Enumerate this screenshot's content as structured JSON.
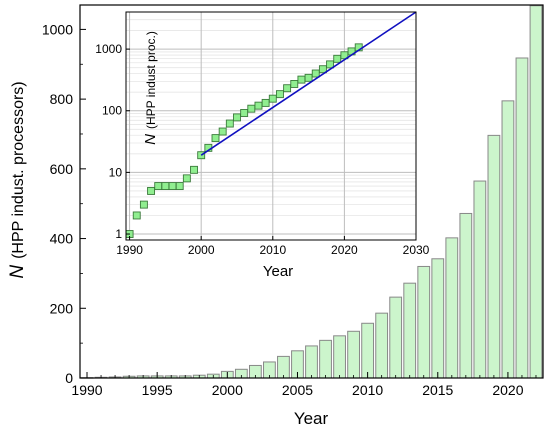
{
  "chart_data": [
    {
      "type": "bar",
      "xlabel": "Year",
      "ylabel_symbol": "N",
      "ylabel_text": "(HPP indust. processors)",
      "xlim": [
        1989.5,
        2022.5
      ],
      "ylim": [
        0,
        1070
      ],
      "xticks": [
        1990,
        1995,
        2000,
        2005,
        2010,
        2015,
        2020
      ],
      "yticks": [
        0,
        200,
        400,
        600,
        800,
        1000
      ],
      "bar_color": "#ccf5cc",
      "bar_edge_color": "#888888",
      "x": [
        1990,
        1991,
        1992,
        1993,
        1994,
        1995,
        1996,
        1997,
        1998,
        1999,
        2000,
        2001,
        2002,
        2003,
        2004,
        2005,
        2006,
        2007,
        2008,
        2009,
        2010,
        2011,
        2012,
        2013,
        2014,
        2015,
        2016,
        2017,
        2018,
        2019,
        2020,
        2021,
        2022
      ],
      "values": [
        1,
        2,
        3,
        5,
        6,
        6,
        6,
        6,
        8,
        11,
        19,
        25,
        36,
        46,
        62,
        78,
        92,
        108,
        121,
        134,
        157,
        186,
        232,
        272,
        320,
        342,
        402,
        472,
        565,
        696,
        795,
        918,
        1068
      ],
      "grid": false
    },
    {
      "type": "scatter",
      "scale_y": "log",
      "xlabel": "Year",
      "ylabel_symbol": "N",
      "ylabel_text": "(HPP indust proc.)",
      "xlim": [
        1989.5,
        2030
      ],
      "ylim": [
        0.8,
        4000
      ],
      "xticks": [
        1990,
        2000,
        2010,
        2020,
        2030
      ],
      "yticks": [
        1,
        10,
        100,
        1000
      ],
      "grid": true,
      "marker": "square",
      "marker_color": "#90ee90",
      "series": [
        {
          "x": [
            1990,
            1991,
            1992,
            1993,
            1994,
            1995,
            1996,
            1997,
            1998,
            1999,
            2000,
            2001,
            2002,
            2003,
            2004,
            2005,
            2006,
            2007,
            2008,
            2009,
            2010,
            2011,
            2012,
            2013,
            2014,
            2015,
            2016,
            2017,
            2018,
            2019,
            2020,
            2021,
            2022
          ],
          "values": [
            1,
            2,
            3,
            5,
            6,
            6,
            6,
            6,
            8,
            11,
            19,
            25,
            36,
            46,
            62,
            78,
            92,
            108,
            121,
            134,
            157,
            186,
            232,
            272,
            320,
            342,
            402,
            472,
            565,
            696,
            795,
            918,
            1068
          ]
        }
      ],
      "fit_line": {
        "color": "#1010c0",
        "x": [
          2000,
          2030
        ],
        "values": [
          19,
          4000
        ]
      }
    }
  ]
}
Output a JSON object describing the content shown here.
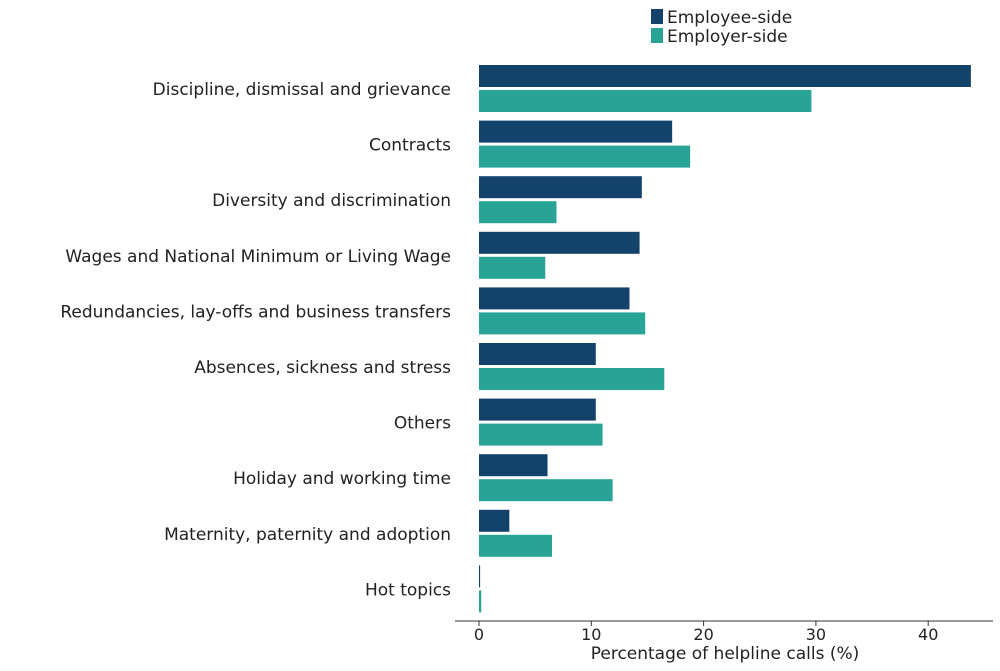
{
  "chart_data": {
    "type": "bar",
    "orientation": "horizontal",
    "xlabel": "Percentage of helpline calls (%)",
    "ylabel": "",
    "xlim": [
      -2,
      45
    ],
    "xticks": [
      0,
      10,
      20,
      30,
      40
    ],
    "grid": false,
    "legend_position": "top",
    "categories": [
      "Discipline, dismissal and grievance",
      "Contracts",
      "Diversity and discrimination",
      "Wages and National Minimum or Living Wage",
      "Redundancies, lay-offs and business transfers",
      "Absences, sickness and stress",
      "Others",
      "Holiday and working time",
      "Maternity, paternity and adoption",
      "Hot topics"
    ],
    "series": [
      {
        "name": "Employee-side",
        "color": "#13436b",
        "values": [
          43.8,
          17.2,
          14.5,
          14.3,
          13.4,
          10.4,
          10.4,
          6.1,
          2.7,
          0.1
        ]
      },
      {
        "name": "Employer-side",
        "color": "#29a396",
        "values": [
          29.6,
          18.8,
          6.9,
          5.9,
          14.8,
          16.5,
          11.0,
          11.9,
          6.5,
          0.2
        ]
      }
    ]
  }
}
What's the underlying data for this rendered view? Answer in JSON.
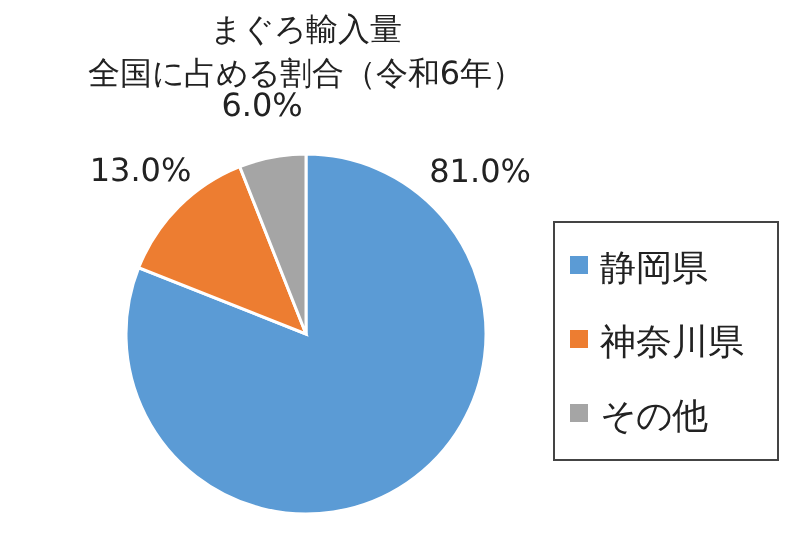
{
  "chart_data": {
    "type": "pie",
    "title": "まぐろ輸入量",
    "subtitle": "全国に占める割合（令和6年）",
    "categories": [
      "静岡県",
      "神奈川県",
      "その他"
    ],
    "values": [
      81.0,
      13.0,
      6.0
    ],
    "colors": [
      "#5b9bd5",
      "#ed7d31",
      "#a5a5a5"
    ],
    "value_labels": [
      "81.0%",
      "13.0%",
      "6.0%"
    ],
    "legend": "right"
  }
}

SHORT PROBLEM
Return each line exactly as written. Any picture gets left out.

THE COMPLETED TASK
Enumerate this screenshot's content as structured JSON.
{
  "chart_data": [
    {
      "type": "bar",
      "xlabel": "Year",
      "ylabel_symbol": "N",
      "ylabel_text": "(HPP indust. processors)",
      "xlim": [
        1989.5,
        2022.5
      ],
      "ylim": [
        0,
        1070
      ],
      "xticks": [
        1990,
        1995,
        2000,
        2005,
        2010,
        2015,
        2020
      ],
      "yticks": [
        0,
        200,
        400,
        600,
        800,
        1000
      ],
      "bar_color": "#ccf5cc",
      "bar_edge_color": "#888888",
      "x": [
        1990,
        1991,
        1992,
        1993,
        1994,
        1995,
        1996,
        1997,
        1998,
        1999,
        2000,
        2001,
        2002,
        2003,
        2004,
        2005,
        2006,
        2007,
        2008,
        2009,
        2010,
        2011,
        2012,
        2013,
        2014,
        2015,
        2016,
        2017,
        2018,
        2019,
        2020,
        2021,
        2022
      ],
      "values": [
        1,
        2,
        3,
        5,
        6,
        6,
        6,
        6,
        8,
        11,
        19,
        25,
        36,
        46,
        62,
        78,
        92,
        108,
        121,
        134,
        157,
        186,
        232,
        272,
        320,
        342,
        402,
        472,
        565,
        696,
        795,
        918,
        1068
      ],
      "grid": false
    },
    {
      "type": "scatter",
      "scale_y": "log",
      "xlabel": "Year",
      "ylabel_symbol": "N",
      "ylabel_text": "(HPP indust proc.)",
      "xlim": [
        1989.5,
        2030
      ],
      "ylim": [
        0.8,
        4000
      ],
      "xticks": [
        1990,
        2000,
        2010,
        2020,
        2030
      ],
      "yticks": [
        1,
        10,
        100,
        1000
      ],
      "grid": true,
      "marker": "square",
      "marker_color": "#90ee90",
      "series": [
        {
          "x": [
            1990,
            1991,
            1992,
            1993,
            1994,
            1995,
            1996,
            1997,
            1998,
            1999,
            2000,
            2001,
            2002,
            2003,
            2004,
            2005,
            2006,
            2007,
            2008,
            2009,
            2010,
            2011,
            2012,
            2013,
            2014,
            2015,
            2016,
            2017,
            2018,
            2019,
            2020,
            2021,
            2022
          ],
          "values": [
            1,
            2,
            3,
            5,
            6,
            6,
            6,
            6,
            8,
            11,
            19,
            25,
            36,
            46,
            62,
            78,
            92,
            108,
            121,
            134,
            157,
            186,
            232,
            272,
            320,
            342,
            402,
            472,
            565,
            696,
            795,
            918,
            1068
          ]
        }
      ],
      "fit_line": {
        "color": "#1010c0",
        "x": [
          2000,
          2030
        ],
        "values": [
          19,
          4000
        ]
      }
    }
  ]
}
Output a JSON object describing the content shown here.
{
  "chart_data": {
    "type": "bar",
    "orientation": "horizontal",
    "xlabel": "Percentage of helpline calls (%)",
    "ylabel": "",
    "xlim": [
      -2,
      45
    ],
    "xticks": [
      0,
      10,
      20,
      30,
      40
    ],
    "grid": false,
    "legend_position": "top",
    "categories": [
      "Discipline, dismissal and grievance",
      "Contracts",
      "Diversity and discrimination",
      "Wages and National Minimum or Living Wage",
      "Redundancies, lay-offs and business transfers",
      "Absences, sickness and stress",
      "Others",
      "Holiday and working time",
      "Maternity, paternity and adoption",
      "Hot topics"
    ],
    "series": [
      {
        "name": "Employee-side",
        "color": "#13436b",
        "values": [
          43.8,
          17.2,
          14.5,
          14.3,
          13.4,
          10.4,
          10.4,
          6.1,
          2.7,
          0.1
        ]
      },
      {
        "name": "Employer-side",
        "color": "#29a396",
        "values": [
          29.6,
          18.8,
          6.9,
          5.9,
          14.8,
          16.5,
          11.0,
          11.9,
          6.5,
          0.2
        ]
      }
    ]
  }
}
What's the underlying data for this rendered view? Answer in JSON.
{
  "chart_data": {
    "type": "pie",
    "title": "まぐろ輸入量",
    "subtitle": "全国に占める割合（令和6年）",
    "categories": [
      "静岡県",
      "神奈川県",
      "その他"
    ],
    "values": [
      81.0,
      13.0,
      6.0
    ],
    "colors": [
      "#5b9bd5",
      "#ed7d31",
      "#a5a5a5"
    ],
    "value_labels": [
      "81.0%",
      "13.0%",
      "6.0%"
    ],
    "legend": "right"
  }
}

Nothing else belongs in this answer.